* **WORK TO DO**: Return only the number of lines that hold "page".

* Start INPUT *

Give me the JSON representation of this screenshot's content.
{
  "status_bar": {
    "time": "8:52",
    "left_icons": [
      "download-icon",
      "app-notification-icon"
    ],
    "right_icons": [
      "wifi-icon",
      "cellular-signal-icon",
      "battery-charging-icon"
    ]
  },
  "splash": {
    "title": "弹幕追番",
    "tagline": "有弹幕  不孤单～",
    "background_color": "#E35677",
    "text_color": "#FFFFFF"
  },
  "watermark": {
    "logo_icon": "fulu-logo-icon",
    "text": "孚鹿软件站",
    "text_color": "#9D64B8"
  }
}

* End INPUT *
* Start INPUT *

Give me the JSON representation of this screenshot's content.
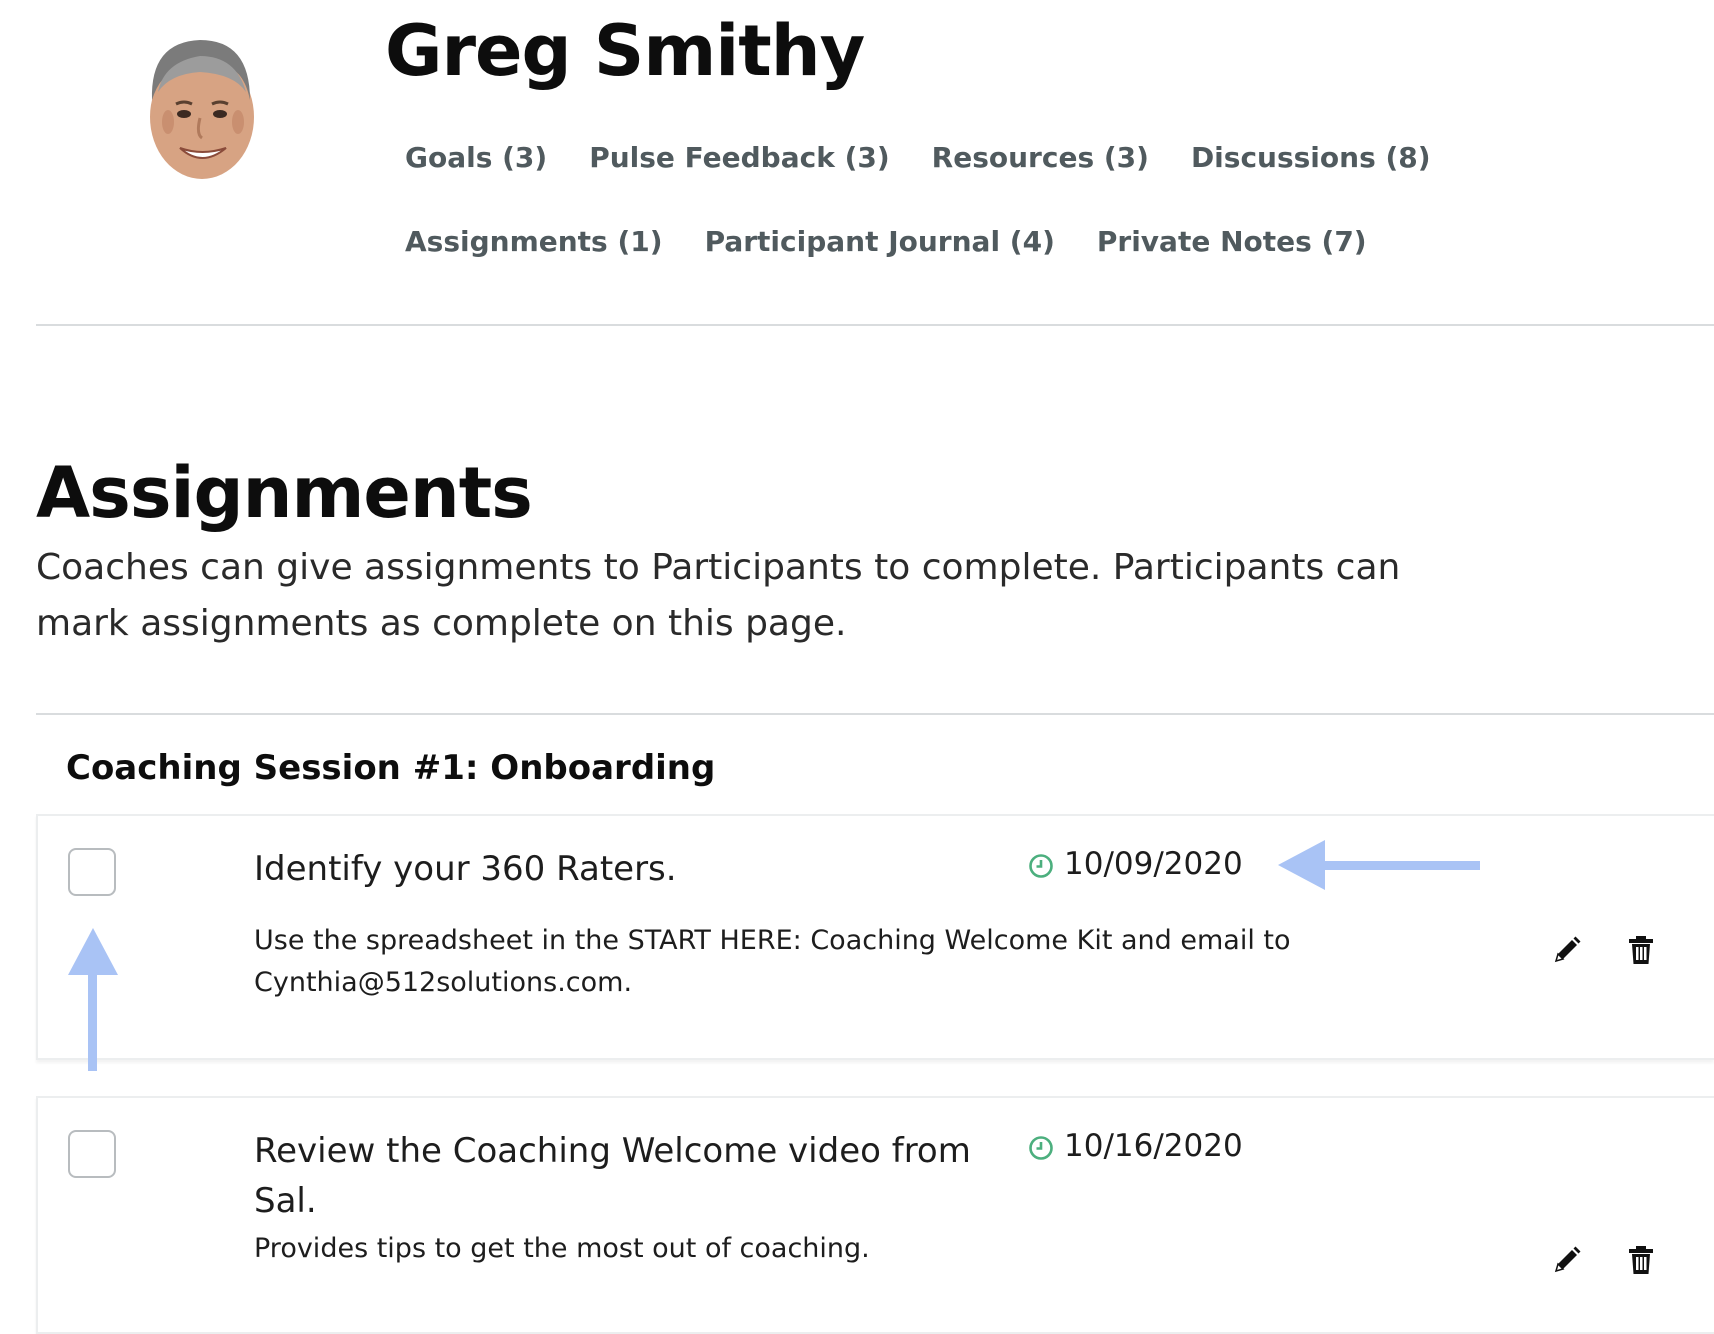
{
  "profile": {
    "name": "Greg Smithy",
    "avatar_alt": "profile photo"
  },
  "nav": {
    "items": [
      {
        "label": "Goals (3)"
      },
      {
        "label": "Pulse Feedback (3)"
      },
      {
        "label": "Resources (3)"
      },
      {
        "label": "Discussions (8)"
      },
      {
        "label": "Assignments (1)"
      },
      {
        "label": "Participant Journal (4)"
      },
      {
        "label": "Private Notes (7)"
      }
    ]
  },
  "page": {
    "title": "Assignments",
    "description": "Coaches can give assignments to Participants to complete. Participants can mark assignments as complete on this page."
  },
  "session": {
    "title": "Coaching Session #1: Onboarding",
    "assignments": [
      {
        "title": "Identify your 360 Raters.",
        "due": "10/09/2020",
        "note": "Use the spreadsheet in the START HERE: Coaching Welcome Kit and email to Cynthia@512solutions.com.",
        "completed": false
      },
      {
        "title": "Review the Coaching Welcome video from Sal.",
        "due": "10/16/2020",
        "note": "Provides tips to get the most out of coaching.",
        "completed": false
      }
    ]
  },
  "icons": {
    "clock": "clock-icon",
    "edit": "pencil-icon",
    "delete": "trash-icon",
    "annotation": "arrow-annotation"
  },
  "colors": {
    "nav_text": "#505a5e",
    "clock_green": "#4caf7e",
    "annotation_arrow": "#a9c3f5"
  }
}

* End INPUT *
* Start INPUT *

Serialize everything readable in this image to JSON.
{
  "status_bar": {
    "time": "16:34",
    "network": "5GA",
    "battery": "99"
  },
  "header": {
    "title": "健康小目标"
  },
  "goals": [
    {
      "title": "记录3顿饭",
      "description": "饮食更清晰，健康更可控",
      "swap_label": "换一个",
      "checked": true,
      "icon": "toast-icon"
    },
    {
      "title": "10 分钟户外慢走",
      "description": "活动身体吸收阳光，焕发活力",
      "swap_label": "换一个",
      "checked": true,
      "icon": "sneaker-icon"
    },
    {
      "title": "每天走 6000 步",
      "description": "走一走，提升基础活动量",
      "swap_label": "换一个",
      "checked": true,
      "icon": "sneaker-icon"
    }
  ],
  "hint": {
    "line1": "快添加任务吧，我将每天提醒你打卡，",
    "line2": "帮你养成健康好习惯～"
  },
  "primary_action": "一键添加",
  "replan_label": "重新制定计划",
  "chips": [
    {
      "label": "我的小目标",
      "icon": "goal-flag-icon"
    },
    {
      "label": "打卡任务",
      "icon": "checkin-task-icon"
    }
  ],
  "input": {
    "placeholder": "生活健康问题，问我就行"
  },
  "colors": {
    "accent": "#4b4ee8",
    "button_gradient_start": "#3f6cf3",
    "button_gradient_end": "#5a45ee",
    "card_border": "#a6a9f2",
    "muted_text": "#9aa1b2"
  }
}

* End INPUT *

* **FINAL ANSWER**: 2